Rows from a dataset
-.-.-
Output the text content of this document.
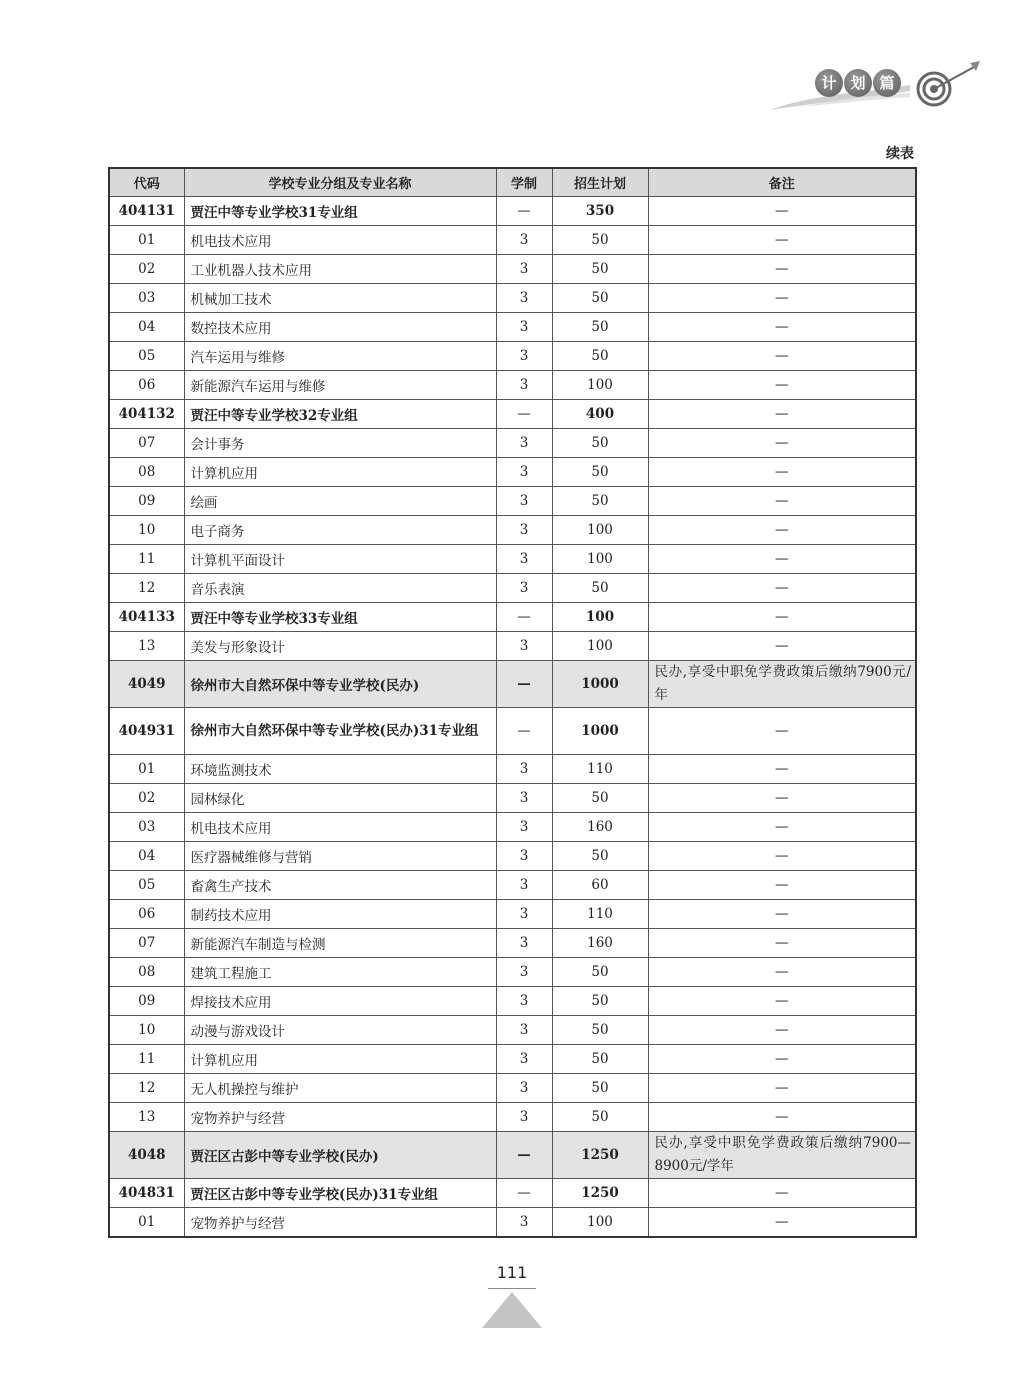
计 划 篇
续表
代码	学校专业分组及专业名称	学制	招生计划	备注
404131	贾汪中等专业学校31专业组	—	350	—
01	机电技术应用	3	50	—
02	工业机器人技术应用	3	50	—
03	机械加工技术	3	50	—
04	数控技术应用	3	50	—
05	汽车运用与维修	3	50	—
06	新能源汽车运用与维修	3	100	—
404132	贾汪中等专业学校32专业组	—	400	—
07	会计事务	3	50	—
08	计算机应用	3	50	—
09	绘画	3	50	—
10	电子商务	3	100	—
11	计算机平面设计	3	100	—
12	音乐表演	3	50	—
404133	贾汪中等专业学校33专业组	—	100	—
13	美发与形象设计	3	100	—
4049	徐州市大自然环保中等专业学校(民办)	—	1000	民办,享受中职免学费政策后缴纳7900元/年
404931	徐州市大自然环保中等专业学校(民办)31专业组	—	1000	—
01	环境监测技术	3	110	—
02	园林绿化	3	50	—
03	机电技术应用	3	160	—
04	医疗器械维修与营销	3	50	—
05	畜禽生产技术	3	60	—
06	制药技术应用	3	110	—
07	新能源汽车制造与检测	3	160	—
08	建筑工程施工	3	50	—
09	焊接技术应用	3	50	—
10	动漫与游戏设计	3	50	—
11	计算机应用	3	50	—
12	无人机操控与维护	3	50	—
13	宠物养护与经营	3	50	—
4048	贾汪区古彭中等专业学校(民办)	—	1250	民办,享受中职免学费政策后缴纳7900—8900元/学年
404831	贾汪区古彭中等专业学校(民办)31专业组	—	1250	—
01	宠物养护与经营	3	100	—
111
-.-.-
Copy the records word for word, leaving no picture in the copy.

## Task solution
Output the text content of this document.
计 划 篇
续表
代码	学校专业分组及专业名称	学制	招生计划	备注
404131	贾汪中等专业学校31专业组	—	350	—
01	机电技术应用	3	50	—
02	工业机器人技术应用	3	50	—
03	机械加工技术	3	50	—
04	数控技术应用	3	50	—
05	汽车运用与维修	3	50	—
06	新能源汽车运用与维修	3	100	—
404132	贾汪中等专业学校32专业组	—	400	—
07	会计事务	3	50	—
08	计算机应用	3	50	—
09	绘画	3	50	—
10	电子商务	3	100	—
11	计算机平面设计	3	100	—
12	音乐表演	3	50	—
404133	贾汪中等专业学校33专业组	—	100	—
13	美发与形象设计	3	100	—
4049	徐州市大自然环保中等专业学校(民办)	—	1000	民办,享受中职免学费政策后缴纳7900元/年
404931	徐州市大自然环保中等专业学校(民办)31专业组	—	1000	—
01	环境监测技术	3	110	—
02	园林绿化	3	50	—
03	机电技术应用	3	160	—
04	医疗器械维修与营销	3	50	—
05	畜禽生产技术	3	60	—
06	制药技术应用	3	110	—
07	新能源汽车制造与检测	3	160	—
08	建筑工程施工	3	50	—
09	焊接技术应用	3	50	—
10	动漫与游戏设计	3	50	—
11	计算机应用	3	50	—
12	无人机操控与维护	3	50	—
13	宠物养护与经营	3	50	—
4048	贾汪区古彭中等专业学校(民办)	—	1250	民办,享受中职免学费政策后缴纳7900—8900元/学年
404831	贾汪区古彭中等专业学校(民办)31专业组	—	1250	—
01	宠物养护与经营	3	100	—
111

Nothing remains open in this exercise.